| Description of the task |
Reproduce the listing verbatim.

| Input for this task |
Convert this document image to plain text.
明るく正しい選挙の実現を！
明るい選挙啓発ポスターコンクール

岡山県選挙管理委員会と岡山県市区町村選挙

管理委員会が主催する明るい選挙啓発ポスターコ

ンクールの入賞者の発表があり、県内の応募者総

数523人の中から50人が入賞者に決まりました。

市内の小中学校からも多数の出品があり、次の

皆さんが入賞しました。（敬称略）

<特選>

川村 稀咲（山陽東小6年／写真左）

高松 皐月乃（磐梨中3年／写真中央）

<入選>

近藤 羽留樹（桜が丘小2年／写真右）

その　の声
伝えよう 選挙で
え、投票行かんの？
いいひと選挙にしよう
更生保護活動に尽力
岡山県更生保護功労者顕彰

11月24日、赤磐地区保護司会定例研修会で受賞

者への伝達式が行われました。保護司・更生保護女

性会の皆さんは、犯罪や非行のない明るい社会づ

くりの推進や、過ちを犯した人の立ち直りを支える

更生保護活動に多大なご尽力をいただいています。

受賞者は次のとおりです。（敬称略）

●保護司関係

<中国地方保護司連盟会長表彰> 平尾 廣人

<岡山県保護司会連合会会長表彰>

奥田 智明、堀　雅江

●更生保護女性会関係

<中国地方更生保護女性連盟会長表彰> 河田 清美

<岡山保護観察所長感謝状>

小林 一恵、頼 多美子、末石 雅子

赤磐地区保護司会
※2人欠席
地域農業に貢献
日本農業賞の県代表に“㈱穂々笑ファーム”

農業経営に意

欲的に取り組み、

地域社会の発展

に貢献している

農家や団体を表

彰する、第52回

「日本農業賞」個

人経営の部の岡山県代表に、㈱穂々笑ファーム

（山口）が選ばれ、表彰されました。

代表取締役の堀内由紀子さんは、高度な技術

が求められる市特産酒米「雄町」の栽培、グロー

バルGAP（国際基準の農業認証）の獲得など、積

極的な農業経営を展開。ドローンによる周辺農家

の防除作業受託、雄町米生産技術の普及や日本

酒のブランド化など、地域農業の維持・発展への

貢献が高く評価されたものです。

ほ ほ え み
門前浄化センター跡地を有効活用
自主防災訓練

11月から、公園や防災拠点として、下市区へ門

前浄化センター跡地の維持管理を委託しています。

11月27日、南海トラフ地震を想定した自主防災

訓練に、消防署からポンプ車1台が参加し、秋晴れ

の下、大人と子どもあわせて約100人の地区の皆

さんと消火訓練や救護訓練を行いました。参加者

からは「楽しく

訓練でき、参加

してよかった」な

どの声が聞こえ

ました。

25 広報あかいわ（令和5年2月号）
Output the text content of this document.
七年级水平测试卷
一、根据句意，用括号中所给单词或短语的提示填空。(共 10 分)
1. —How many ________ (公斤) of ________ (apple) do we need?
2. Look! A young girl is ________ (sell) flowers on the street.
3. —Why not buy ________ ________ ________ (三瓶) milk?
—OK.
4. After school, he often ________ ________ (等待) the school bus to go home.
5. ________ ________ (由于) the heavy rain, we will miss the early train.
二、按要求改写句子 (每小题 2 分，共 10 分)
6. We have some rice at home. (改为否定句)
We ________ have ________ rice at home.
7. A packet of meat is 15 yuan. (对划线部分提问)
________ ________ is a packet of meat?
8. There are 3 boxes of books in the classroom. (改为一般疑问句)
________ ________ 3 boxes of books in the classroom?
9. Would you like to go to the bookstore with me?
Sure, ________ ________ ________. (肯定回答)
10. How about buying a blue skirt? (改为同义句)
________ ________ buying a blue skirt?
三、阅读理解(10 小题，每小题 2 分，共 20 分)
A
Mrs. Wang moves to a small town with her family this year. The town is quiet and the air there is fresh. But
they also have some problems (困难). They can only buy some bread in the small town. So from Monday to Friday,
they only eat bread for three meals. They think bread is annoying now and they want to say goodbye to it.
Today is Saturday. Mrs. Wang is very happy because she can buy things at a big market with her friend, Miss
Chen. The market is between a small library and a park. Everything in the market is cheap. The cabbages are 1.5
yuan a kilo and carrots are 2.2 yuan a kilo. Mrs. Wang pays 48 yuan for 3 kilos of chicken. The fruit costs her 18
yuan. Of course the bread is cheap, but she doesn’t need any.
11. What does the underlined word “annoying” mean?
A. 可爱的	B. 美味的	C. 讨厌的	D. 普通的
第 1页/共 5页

| Response to the exercise |
Convert this document image to plain text.
明るく正しい選挙の実現を！
明るい選挙啓発ポスターコンクール

岡山県選挙管理委員会と岡山県市区町村選挙

管理委員会が主催する明るい選挙啓発ポスターコ

ンクールの入賞者の発表があり、県内の応募者総

数523人の中から50人が入賞者に決まりました。

市内の小中学校からも多数の出品があり、次の

皆さんが入賞しました。（敬称略）

<特選>

川村 稀咲（山陽東小6年／写真左）

高松 皐月乃（磐梨中3年／写真中央）

<入選>

近藤 羽留樹（桜が丘小2年／写真右）

その　の声
伝えよう 選挙で
え、投票行かんの？
いいひと選挙にしよう
更生保護活動に尽力
岡山県更生保護功労者顕彰

11月24日、赤磐地区保護司会定例研修会で受賞

者への伝達式が行われました。保護司・更生保護女

性会の皆さんは、犯罪や非行のない明るい社会づ

くりの推進や、過ちを犯した人の立ち直りを支える

更生保護活動に多大なご尽力をいただいています。

受賞者は次のとおりです。（敬称略）

●保護司関係

<中国地方保護司連盟会長表彰> 平尾 廣人

<岡山県保護司会連合会会長表彰>

奥田 智明、堀　雅江

●更生保護女性会関係

<中国地方更生保護女性連盟会長表彰> 河田 清美

<岡山保護観察所長感謝状>

小林 一恵、頼 多美子、末石 雅子

赤磐地区保護司会
※2人欠席
地域農業に貢献
日本農業賞の県代表に“㈱穂々笑ファーム”

農業経営に意

欲的に取り組み、

地域社会の発展

に貢献している

農家や団体を表

彰する、第52回

「日本農業賞」個

人経営の部の岡山県代表に、㈱穂々笑ファーム

（山口）が選ばれ、表彰されました。

代表取締役の堀内由紀子さんは、高度な技術

が求められる市特産酒米「雄町」の栽培、グロー

バルGAP（国際基準の農業認証）の獲得など、積

極的な農業経営を展開。ドローンによる周辺農家

の防除作業受託、雄町米生産技術の普及や日本

酒のブランド化など、地域農業の維持・発展への

貢献が高く評価されたものです。

ほ ほ え み
門前浄化センター跡地を有効活用
自主防災訓練

11月から、公園や防災拠点として、下市区へ門

前浄化センター跡地の維持管理を委託しています。

11月27日、南海トラフ地震を想定した自主防災

訓練に、消防署からポンプ車1台が参加し、秋晴れ

の下、大人と子どもあわせて約100人の地区の皆

さんと消火訓練や救護訓練を行いました。参加者

からは「楽しく

訓練でき、参加

してよかった」な

どの声が聞こえ

ました。

25 広報あかいわ（令和5年2月号）
Output the text content of this document.
七年级水平测试卷
一、根据句意，用括号中所给单词或短语的提示填空。(共 10 分)
1. —How many ________ (公斤) of ________ (apple) do we need?
2. Look! A young girl is ________ (sell) flowers on the street.
3. —Why not buy ________ ________ ________ (三瓶) milk?
—OK.
4. After school, he often ________ ________ (等待) the school bus to go home.
5. ________ ________ (由于) the heavy rain, we will miss the early train.
二、按要求改写句子 (每小题 2 分，共 10 分)
6. We have some rice at home. (改为否定句)
We ________ have ________ rice at home.
7. A packet of meat is 15 yuan. (对划线部分提问)
________ ________ is a packet of meat?
8. There are 3 boxes of books in the classroom. (改为一般疑问句)
________ ________ 3 boxes of books in the classroom?
9. Would you like to go to the bookstore with me?
Sure, ________ ________ ________. (肯定回答)
10. How about buying a blue skirt? (改为同义句)
________ ________ buying a blue skirt?
三、阅读理解(10 小题，每小题 2 分，共 20 分)
A
Mrs. Wang moves to a small town with her family this year. The town is quiet and the air there is fresh. But
they also have some problems (困难). They can only buy some bread in the small town. So from Monday to Friday,
they only eat bread for three meals. They think bread is annoying now and they want to say goodbye to it.
Today is Saturday. Mrs. Wang is very happy because she can buy things at a big market with her friend, Miss
Chen. The market is between a small library and a park. Everything in the market is cheap. The cabbages are 1.5
yuan a kilo and carrots are 2.2 yuan a kilo. Mrs. Wang pays 48 yuan for 3 kilos of chicken. The fruit costs her 18
yuan. Of course the bread is cheap, but she doesn’t need any.
11. What does the underlined word “annoying” mean?
A. 可爱的	B. 美味的	C. 讨厌的	D. 普通的
第 1页/共 5页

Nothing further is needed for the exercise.